**TASK STATEMENT:** Using the material that follows, identify and copy each line with the string "ATTUALE".

Extracted data entries
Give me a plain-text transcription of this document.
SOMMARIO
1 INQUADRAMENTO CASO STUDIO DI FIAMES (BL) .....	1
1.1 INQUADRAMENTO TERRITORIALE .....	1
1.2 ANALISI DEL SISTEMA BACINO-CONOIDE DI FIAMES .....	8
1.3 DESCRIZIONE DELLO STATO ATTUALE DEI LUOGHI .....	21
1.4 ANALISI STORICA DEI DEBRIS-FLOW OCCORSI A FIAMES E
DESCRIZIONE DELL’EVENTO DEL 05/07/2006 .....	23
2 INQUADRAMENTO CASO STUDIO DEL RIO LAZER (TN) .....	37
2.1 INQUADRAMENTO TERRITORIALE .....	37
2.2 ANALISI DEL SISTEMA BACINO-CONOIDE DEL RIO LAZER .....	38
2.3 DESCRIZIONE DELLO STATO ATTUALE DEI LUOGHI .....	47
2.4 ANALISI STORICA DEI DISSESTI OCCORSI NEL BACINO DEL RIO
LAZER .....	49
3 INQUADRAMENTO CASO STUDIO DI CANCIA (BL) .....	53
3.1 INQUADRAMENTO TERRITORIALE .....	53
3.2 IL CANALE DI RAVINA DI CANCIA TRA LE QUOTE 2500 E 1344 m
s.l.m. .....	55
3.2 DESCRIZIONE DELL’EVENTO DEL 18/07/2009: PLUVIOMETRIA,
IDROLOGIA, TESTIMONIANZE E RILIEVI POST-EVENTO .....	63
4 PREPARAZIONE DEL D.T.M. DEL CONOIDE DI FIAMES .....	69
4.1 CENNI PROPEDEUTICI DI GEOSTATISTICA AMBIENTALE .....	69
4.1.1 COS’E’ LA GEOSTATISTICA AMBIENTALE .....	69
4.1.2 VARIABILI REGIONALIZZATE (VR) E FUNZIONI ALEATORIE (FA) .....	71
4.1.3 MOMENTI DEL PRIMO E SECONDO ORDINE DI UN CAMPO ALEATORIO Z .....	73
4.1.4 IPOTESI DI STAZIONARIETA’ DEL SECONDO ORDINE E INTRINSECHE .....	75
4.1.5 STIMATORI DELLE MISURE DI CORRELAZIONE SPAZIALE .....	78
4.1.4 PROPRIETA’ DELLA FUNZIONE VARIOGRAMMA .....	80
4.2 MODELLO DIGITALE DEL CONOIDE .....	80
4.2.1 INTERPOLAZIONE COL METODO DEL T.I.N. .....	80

**RESULT BELOW:**
1.3 DESCRIZIONE DELLO STATO ATTUALE DEI LUOGHI .....	21
2.3 DESCRIZIONE DELLO STATO ATTUALE DEI LUOGHI .....	47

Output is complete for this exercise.